start
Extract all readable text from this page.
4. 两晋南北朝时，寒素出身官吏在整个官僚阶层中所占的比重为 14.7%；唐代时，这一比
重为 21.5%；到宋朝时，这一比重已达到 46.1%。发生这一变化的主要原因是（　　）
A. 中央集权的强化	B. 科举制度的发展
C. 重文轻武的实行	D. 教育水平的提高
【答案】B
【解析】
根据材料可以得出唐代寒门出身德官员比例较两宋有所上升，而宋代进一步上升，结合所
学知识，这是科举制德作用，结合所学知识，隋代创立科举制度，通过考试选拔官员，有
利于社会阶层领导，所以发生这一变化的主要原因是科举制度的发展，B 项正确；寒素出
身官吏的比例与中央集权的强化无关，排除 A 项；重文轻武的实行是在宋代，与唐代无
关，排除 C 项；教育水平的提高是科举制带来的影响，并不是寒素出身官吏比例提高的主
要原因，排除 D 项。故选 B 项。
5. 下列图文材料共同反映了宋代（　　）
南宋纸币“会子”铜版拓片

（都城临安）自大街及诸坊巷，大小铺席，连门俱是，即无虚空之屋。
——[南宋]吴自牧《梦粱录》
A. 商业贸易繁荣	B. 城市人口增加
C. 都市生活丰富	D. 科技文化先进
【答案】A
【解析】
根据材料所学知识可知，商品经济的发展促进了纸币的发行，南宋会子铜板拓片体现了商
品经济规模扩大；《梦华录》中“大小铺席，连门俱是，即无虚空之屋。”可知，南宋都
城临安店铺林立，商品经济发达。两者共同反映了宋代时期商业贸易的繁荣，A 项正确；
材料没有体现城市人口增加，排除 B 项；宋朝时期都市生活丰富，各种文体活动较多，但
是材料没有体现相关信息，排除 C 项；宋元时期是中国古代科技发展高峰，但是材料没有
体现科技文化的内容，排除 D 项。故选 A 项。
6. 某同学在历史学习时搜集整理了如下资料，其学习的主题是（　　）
end
* [What to produce]:
Extract all of the data above and output it character for character.

* [Answer in full]:
Extract all readable text from this page.
4. 两晋南北朝时，寒素出身官吏在整个官僚阶层中所占的比重为 14.7%；唐代时，这一比
重为 21.5%；到宋朝时，这一比重已达到 46.1%。发生这一变化的主要原因是（　　）
A. 中央集权的强化	B. 科举制度的发展
C. 重文轻武的实行	D. 教育水平的提高
【答案】B
【解析】
根据材料可以得出唐代寒门出身德官员比例较两宋有所上升，而宋代进一步上升，结合所
学知识，这是科举制德作用，结合所学知识，隋代创立科举制度，通过考试选拔官员，有
利于社会阶层领导，所以发生这一变化的主要原因是科举制度的发展，B 项正确；寒素出
身官吏的比例与中央集权的强化无关，排除 A 项；重文轻武的实行是在宋代，与唐代无
关，排除 C 项；教育水平的提高是科举制带来的影响，并不是寒素出身官吏比例提高的主
要原因，排除 D 项。故选 B 项。
5. 下列图文材料共同反映了宋代（　　）
南宋纸币“会子”铜版拓片

（都城临安）自大街及诸坊巷，大小铺席，连门俱是，即无虚空之屋。
——[南宋]吴自牧《梦粱录》
A. 商业贸易繁荣	B. 城市人口增加
C. 都市生活丰富	D. 科技文化先进
【答案】A
【解析】
根据材料所学知识可知，商品经济的发展促进了纸币的发行，南宋会子铜板拓片体现了商
品经济规模扩大；《梦华录》中“大小铺席，连门俱是，即无虚空之屋。”可知，南宋都
城临安店铺林立，商品经济发达。两者共同反映了宋代时期商业贸易的繁荣，A 项正确；
材料没有体现城市人口增加，排除 B 项；宋朝时期都市生活丰富，各种文体活动较多，但
是材料没有体现相关信息，排除 C 项；宋元时期是中国古代科技发展高峰，但是材料没有
体现科技文化的内容，排除 D 项。故选 A 项。
6. 某同学在历史学习时搜集整理了如下资料，其学习的主题是（　　）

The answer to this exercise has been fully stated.